_What you have to do_
Reproduce the entries exactly.

** START Material to process **

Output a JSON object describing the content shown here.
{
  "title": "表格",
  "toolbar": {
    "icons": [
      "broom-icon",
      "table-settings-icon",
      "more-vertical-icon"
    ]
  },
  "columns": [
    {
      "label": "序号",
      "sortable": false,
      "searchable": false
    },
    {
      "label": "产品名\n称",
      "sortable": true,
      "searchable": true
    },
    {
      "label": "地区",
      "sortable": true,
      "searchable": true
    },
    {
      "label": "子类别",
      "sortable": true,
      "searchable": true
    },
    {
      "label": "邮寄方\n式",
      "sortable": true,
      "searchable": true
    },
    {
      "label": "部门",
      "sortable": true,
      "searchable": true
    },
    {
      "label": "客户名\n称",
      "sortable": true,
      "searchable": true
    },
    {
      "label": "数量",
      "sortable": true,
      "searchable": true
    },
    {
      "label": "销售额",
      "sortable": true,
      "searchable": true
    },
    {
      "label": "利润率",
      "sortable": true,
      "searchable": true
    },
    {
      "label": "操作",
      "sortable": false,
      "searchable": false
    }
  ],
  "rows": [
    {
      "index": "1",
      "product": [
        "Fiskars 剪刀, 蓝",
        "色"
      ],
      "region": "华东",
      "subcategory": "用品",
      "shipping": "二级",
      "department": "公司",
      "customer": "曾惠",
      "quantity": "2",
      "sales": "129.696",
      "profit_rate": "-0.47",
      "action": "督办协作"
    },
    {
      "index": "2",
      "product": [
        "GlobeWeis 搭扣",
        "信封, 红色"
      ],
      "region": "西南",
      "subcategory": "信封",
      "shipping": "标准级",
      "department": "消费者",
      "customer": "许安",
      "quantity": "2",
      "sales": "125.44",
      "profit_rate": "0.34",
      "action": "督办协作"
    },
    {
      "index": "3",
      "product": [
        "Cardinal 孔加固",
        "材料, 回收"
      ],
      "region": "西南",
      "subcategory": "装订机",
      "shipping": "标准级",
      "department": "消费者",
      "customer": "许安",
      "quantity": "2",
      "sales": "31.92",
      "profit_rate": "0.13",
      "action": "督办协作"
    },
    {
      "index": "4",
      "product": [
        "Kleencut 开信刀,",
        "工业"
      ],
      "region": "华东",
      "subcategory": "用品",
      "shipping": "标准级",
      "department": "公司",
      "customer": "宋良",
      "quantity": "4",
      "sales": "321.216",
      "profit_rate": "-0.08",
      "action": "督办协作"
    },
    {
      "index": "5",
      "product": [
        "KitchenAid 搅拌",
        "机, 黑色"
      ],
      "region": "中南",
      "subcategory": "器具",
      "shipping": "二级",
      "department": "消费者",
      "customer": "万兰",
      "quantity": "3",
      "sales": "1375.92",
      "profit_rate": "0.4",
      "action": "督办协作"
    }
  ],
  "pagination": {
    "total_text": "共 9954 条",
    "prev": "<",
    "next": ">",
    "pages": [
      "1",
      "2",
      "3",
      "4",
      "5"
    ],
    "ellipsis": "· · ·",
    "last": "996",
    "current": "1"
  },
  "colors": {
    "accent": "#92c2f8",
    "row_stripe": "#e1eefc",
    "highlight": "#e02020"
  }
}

** END Material to process **

_Completed exercise_
Output a JSON object describing the content shown here.
{
  "title": "表格",
  "toolbar": {
    "icons": [
      "broom-icon",
      "table-settings-icon",
      "more-vertical-icon"
    ]
  },
  "columns": [
    {
      "label": "序号",
      "sortable": false,
      "searchable": false
    },
    {
      "label": "产品名\n称",
      "sortable": true,
      "searchable": true
    },
    {
      "label": "地区",
      "sortable": true,
      "searchable": true
    },
    {
      "label": "子类别",
      "sortable": true,
      "searchable": true
    },
    {
      "label": "邮寄方\n式",
      "sortable": true,
      "searchable": true
    },
    {
      "label": "部门",
      "sortable": true,
      "searchable": true
    },
    {
      "label": "客户名\n称",
      "sortable": true,
      "searchable": true
    },
    {
      "label": "数量",
      "sortable": true,
      "searchable": true
    },
    {
      "label": "销售额",
      "sortable": true,
      "searchable": true
    },
    {
      "label": "利润率",
      "sortable": true,
      "searchable": true
    },
    {
      "label": "操作",
      "sortable": false,
      "searchable": false
    }
  ],
  "rows": [
    {
      "index": "1",
      "product": [
        "Fiskars 剪刀, 蓝",
        "色"
      ],
      "region": "华东",
      "subcategory": "用品",
      "shipping": "二级",
      "department": "公司",
      "customer": "曾惠",
      "quantity": "2",
      "sales": "129.696",
      "profit_rate": "-0.47",
      "action": "督办协作"
    },
    {
      "index": "2",
      "product": [
        "GlobeWeis 搭扣",
        "信封, 红色"
      ],
      "region": "西南",
      "subcategory": "信封",
      "shipping": "标准级",
      "department": "消费者",
      "customer": "许安",
      "quantity": "2",
      "sales": "125.44",
      "profit_rate": "0.34",
      "action": "督办协作"
    },
    {
      "index": "3",
      "product": [
        "Cardinal 孔加固",
        "材料, 回收"
      ],
      "region": "西南",
      "subcategory": "装订机",
      "shipping": "标准级",
      "department": "消费者",
      "customer": "许安",
      "quantity": "2",
      "sales": "31.92",
      "profit_rate": "0.13",
      "action": "督办协作"
    },
    {
      "index": "4",
      "product": [
        "Kleencut 开信刀,",
        "工业"
      ],
      "region": "华东",
      "subcategory": "用品",
      "shipping": "标准级",
      "department": "公司",
      "customer": "宋良",
      "quantity": "4",
      "sales": "321.216",
      "profit_rate": "-0.08",
      "action": "督办协作"
    },
    {
      "index": "5",
      "product": [
        "KitchenAid 搅拌",
        "机, 黑色"
      ],
      "region": "中南",
      "subcategory": "器具",
      "shipping": "二级",
      "department": "消费者",
      "customer": "万兰",
      "quantity": "3",
      "sales": "1375.92",
      "profit_rate": "0.4",
      "action": "督办协作"
    }
  ],
  "pagination": {
    "total_text": "共 9954 条",
    "prev": "<",
    "next": ">",
    "pages": [
      "1",
      "2",
      "3",
      "4",
      "5"
    ],
    "ellipsis": "· · ·",
    "last": "996",
    "current": "1"
  },
  "colors": {
    "accent": "#92c2f8",
    "row_stripe": "#e1eefc",
    "highlight": "#e02020"
  }
}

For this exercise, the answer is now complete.